BRIEF. Quote, without change, all of the lines that follow.

DATA SUPPLIED.

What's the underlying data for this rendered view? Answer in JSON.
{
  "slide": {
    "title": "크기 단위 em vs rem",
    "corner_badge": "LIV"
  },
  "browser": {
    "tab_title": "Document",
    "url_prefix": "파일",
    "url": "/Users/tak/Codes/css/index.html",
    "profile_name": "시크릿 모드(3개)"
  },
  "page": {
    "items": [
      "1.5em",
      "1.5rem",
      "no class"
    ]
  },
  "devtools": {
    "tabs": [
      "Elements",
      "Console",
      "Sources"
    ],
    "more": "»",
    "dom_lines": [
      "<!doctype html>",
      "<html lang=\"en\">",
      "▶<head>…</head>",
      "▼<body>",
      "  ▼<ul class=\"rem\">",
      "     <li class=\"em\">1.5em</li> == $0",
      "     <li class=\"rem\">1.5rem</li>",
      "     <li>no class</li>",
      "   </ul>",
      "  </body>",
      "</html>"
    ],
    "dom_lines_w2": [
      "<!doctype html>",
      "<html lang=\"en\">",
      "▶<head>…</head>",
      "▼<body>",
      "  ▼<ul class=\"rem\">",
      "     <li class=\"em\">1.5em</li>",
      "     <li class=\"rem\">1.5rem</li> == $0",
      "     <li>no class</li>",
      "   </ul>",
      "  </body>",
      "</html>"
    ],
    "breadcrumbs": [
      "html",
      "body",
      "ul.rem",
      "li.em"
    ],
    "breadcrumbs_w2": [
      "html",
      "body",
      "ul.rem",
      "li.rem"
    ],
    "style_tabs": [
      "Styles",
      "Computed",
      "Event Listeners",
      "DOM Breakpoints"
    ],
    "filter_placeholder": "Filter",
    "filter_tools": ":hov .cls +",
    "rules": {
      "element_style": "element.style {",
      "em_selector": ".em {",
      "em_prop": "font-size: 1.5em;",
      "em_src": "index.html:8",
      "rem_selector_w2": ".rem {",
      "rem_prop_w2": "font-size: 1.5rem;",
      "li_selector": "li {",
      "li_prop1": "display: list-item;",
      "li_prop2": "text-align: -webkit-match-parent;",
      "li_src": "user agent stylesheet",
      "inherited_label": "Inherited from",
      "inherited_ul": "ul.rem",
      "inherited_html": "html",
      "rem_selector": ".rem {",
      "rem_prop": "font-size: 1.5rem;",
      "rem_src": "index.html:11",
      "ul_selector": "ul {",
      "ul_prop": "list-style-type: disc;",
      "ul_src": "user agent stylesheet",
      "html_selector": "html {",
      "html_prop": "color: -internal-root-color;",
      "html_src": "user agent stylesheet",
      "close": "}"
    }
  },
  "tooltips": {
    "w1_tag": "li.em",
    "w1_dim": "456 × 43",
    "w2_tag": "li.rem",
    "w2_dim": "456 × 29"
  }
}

TASK ANSWER.
What's the underlying data for this rendered view? Answer in JSON.
{
  "slide": {
    "title": "크기 단위 em vs rem",
    "corner_badge": "LIV"
  },
  "browser": {
    "tab_title": "Document",
    "url_prefix": "파일",
    "url": "/Users/tak/Codes/css/index.html",
    "profile_name": "시크릿 모드(3개)"
  },
  "page": {
    "items": [
      "1.5em",
      "1.5rem",
      "no class"
    ]
  },
  "devtools": {
    "tabs": [
      "Elements",
      "Console",
      "Sources"
    ],
    "more": "»",
    "dom_lines": [
      "<!doctype html>",
      "<html lang=\"en\">",
      "▶<head>…</head>",
      "▼<body>",
      "  ▼<ul class=\"rem\">",
      "     <li class=\"em\">1.5em</li> == $0",
      "     <li class=\"rem\">1.5rem</li>",
      "     <li>no class</li>",
      "   </ul>",
      "  </body>",
      "</html>"
    ],
    "dom_lines_w2": [
      "<!doctype html>",
      "<html lang=\"en\">",
      "▶<head>…</head>",
      "▼<body>",
      "  ▼<ul class=\"rem\">",
      "     <li class=\"em\">1.5em</li>",
      "     <li class=\"rem\">1.5rem</li> == $0",
      "     <li>no class</li>",
      "   </ul>",
      "  </body>",
      "</html>"
    ],
    "breadcrumbs": [
      "html",
      "body",
      "ul.rem",
      "li.em"
    ],
    "breadcrumbs_w2": [
      "html",
      "body",
      "ul.rem",
      "li.rem"
    ],
    "style_tabs": [
      "Styles",
      "Computed",
      "Event Listeners",
      "DOM Breakpoints"
    ],
    "filter_placeholder": "Filter",
    "filter_tools": ":hov .cls +",
    "rules": {
      "element_style": "element.style {",
      "em_selector": ".em {",
      "em_prop": "font-size: 1.5em;",
      "em_src": "index.html:8",
      "rem_selector_w2": ".rem {",
      "rem_prop_w2": "font-size: 1.5rem;",
      "li_selector": "li {",
      "li_prop1": "display: list-item;",
      "li_prop2": "text-align: -webkit-match-parent;",
      "li_src": "user agent stylesheet",
      "inherited_label": "Inherited from",
      "inherited_ul": "ul.rem",
      "inherited_html": "html",
      "rem_selector": ".rem {",
      "rem_prop": "font-size: 1.5rem;",
      "rem_src": "index.html:11",
      "ul_selector": "ul {",
      "ul_prop": "list-style-type: disc;",
      "ul_src": "user agent stylesheet",
      "html_selector": "html {",
      "html_prop": "color: -internal-root-color;",
      "html_src": "user agent stylesheet",
      "close": "}"
    }
  },
  "tooltips": {
    "w1_tag": "li.em",
    "w1_dim": "456 × 43",
    "w2_tag": "li.rem",
    "w2_dim": "456 × 29"
  }
}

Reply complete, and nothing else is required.